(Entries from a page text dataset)
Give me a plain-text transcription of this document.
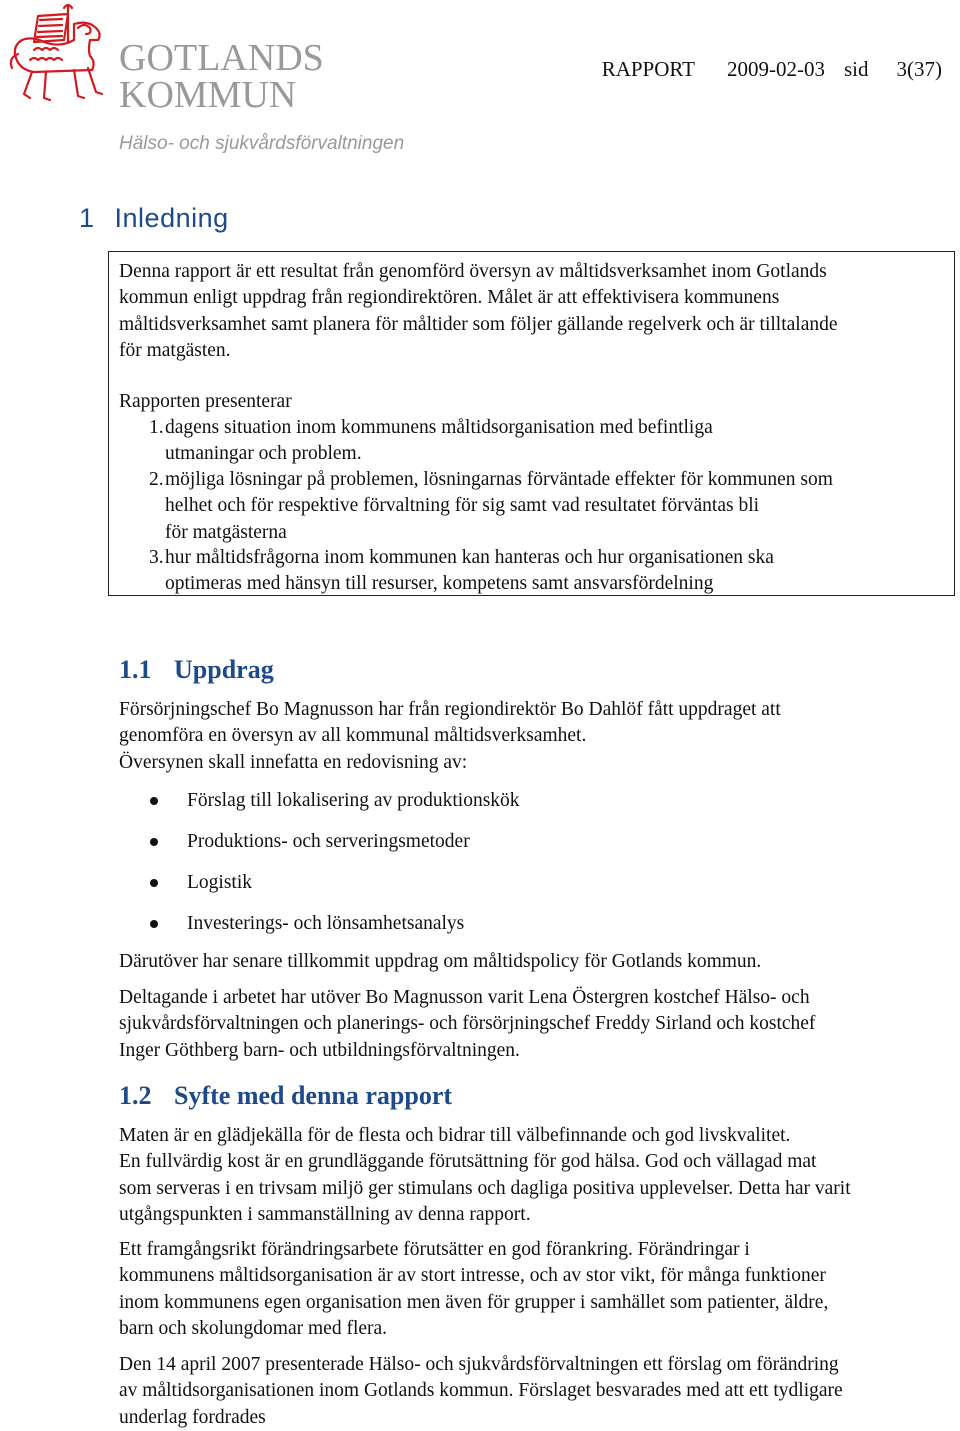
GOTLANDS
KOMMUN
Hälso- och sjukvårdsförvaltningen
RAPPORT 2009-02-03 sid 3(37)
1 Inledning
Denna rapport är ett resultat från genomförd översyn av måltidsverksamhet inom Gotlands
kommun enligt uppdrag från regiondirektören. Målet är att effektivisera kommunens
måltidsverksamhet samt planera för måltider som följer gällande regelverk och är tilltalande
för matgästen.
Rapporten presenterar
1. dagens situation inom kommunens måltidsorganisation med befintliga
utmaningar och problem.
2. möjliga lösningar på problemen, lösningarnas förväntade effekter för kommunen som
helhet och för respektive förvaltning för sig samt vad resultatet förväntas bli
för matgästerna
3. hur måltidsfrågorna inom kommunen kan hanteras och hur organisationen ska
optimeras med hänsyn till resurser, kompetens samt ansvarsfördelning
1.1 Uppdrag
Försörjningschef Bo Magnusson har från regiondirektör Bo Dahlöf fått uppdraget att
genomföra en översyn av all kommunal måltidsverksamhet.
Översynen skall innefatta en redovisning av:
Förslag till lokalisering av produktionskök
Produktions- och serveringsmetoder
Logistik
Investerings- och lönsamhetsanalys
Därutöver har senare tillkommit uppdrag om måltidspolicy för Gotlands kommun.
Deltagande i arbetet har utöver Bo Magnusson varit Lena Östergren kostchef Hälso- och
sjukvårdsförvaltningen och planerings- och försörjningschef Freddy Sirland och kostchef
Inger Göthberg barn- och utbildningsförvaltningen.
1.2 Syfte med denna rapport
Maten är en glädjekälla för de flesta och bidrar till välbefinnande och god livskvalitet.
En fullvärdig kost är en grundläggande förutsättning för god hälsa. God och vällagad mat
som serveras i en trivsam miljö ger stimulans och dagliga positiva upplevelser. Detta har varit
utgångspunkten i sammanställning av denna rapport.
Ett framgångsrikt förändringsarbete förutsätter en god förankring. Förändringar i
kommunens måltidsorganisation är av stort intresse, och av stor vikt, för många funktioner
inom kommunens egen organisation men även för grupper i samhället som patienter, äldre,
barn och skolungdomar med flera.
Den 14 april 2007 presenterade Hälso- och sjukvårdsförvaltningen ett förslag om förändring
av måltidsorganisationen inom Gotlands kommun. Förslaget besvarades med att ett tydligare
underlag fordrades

...

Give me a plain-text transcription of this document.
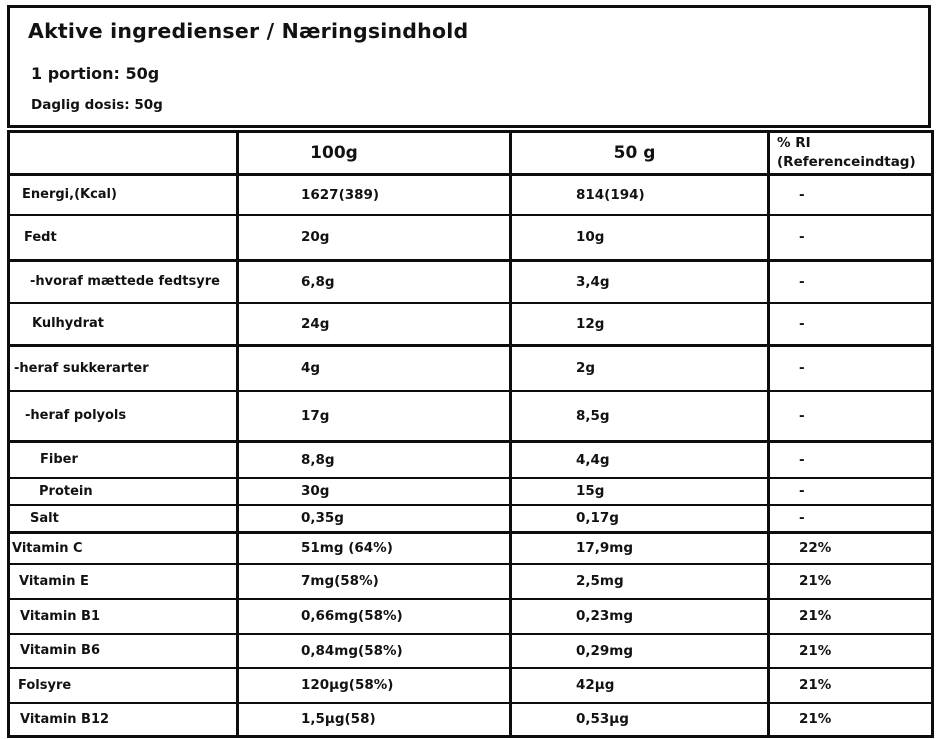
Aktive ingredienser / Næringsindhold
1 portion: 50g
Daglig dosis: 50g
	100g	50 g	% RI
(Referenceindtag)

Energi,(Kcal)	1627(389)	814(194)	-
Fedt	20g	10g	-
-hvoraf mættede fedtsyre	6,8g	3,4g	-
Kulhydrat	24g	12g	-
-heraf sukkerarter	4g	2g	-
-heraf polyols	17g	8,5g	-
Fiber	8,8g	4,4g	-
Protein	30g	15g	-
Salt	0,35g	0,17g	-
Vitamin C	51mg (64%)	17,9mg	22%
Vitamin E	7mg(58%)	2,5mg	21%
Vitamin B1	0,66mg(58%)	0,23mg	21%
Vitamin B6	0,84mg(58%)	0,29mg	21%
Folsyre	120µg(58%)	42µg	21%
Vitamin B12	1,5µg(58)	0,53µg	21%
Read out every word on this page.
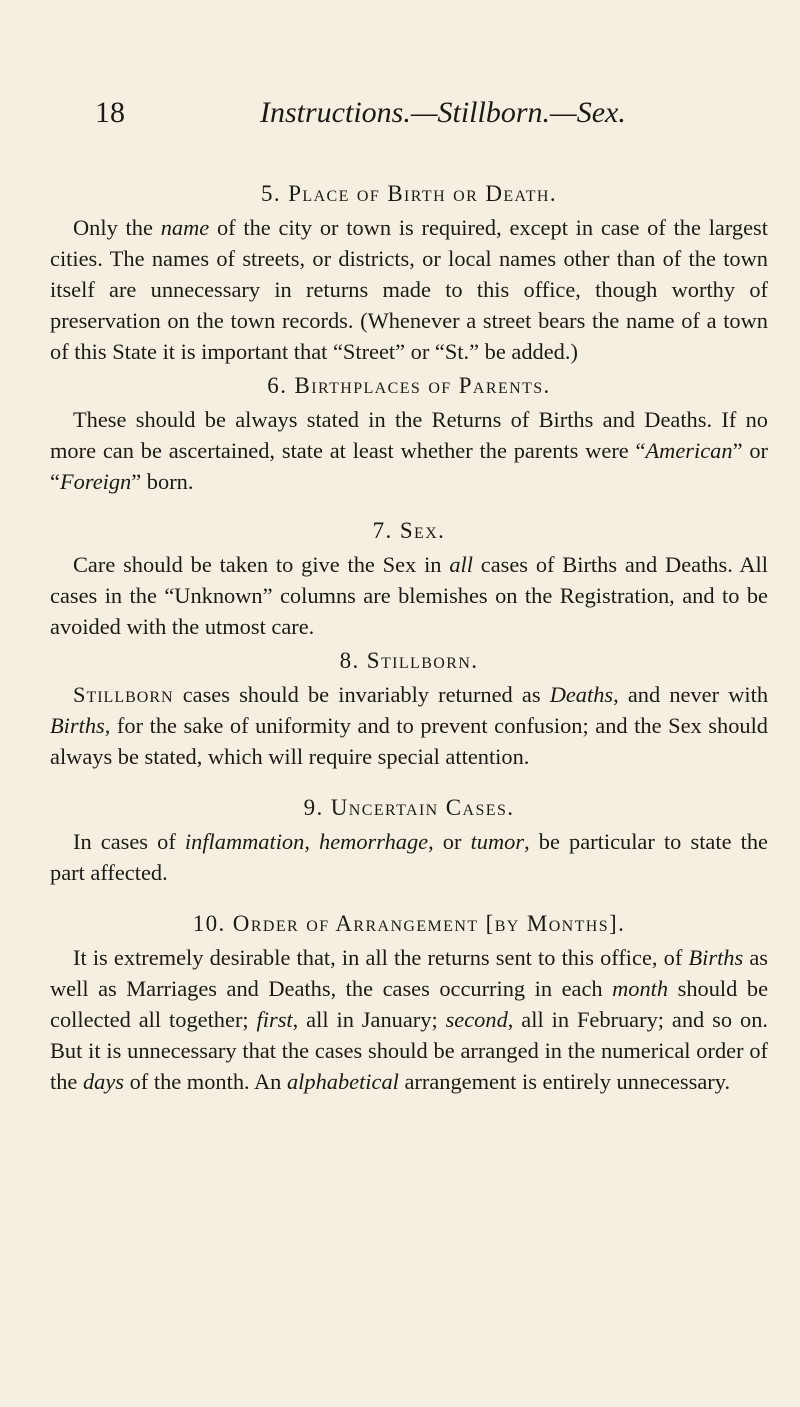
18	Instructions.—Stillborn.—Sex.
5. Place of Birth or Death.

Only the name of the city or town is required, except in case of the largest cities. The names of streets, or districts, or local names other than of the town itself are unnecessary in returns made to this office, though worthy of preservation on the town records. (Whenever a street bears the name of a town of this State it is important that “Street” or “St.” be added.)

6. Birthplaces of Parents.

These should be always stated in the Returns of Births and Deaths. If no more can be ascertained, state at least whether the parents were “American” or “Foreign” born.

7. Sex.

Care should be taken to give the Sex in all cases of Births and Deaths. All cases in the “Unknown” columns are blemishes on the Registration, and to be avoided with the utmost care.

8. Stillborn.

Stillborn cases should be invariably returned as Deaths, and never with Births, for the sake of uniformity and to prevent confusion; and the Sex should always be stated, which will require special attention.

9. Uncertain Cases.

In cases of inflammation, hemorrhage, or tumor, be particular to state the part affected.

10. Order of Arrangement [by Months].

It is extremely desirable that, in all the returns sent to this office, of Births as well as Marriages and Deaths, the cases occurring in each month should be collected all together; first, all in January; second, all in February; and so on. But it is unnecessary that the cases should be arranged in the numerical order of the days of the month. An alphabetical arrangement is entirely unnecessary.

**Required work**.
Show every line from the entries above in which the word "Vitamin" appears.

**Problem solution**.
Vitamin C	51mg (64%)	17,9mg	22%
Vitamin E	7mg(58%)	2,5mg	21%
Vitamin B1	0,66mg(58%)	0,23mg	21%
Vitamin B6	0,84mg(58%)	0,29mg	21%
Vitamin B12	1,5µg(58)	0,53µg	21%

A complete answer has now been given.